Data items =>
_ _ _ _
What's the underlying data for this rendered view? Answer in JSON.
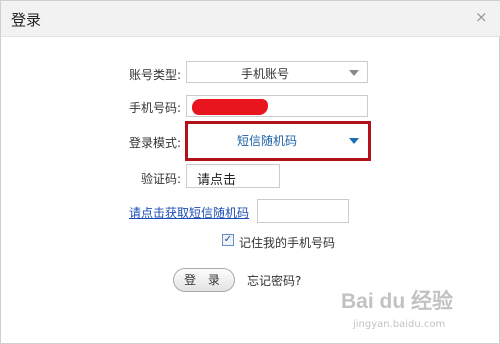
{
  "dialog": {
    "title": "登录",
    "close_glyph": "×"
  },
  "form": {
    "account_type": {
      "label": "账号类型:",
      "value": "手机账号"
    },
    "phone": {
      "label": "手机号码:",
      "value": ""
    },
    "login_mode": {
      "label": "登录模式:",
      "value": "短信随机码"
    },
    "captcha": {
      "label": "验证码:",
      "value": "请点击"
    },
    "sms_code": {
      "link": "请点击获取短信随机码",
      "value": ""
    },
    "remember": {
      "label": "记住我的手机号码",
      "checked": true,
      "glyph": "✓"
    },
    "login_button": "登 录",
    "forgot_link": "忘记密码?"
  },
  "watermark": {
    "brand": "Bai du 经验",
    "url": "jingyan.baidu.com"
  },
  "colors": {
    "highlight_border": "#b0111b",
    "redaction": "#e8141e",
    "link": "#1a4db3"
  }
}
_ _ _ _
PROBLEM DETAILS => Repeat all the records above exactly, leaving out any pictures.

ANSWER TO THIS PROBLEM =>
What's the underlying data for this rendered view? Answer in JSON.
{
  "dialog": {
    "title": "登录",
    "close_glyph": "×"
  },
  "form": {
    "account_type": {
      "label": "账号类型:",
      "value": "手机账号"
    },
    "phone": {
      "label": "手机号码:",
      "value": ""
    },
    "login_mode": {
      "label": "登录模式:",
      "value": "短信随机码"
    },
    "captcha": {
      "label": "验证码:",
      "value": "请点击"
    },
    "sms_code": {
      "link": "请点击获取短信随机码",
      "value": ""
    },
    "remember": {
      "label": "记住我的手机号码",
      "checked": true,
      "glyph": "✓"
    },
    "login_button": "登 录",
    "forgot_link": "忘记密码?"
  },
  "watermark": {
    "brand": "Bai du 经验",
    "url": "jingyan.baidu.com"
  },
  "colors": {
    "highlight_border": "#b0111b",
    "redaction": "#e8141e",
    "link": "#1a4db3"
  }
}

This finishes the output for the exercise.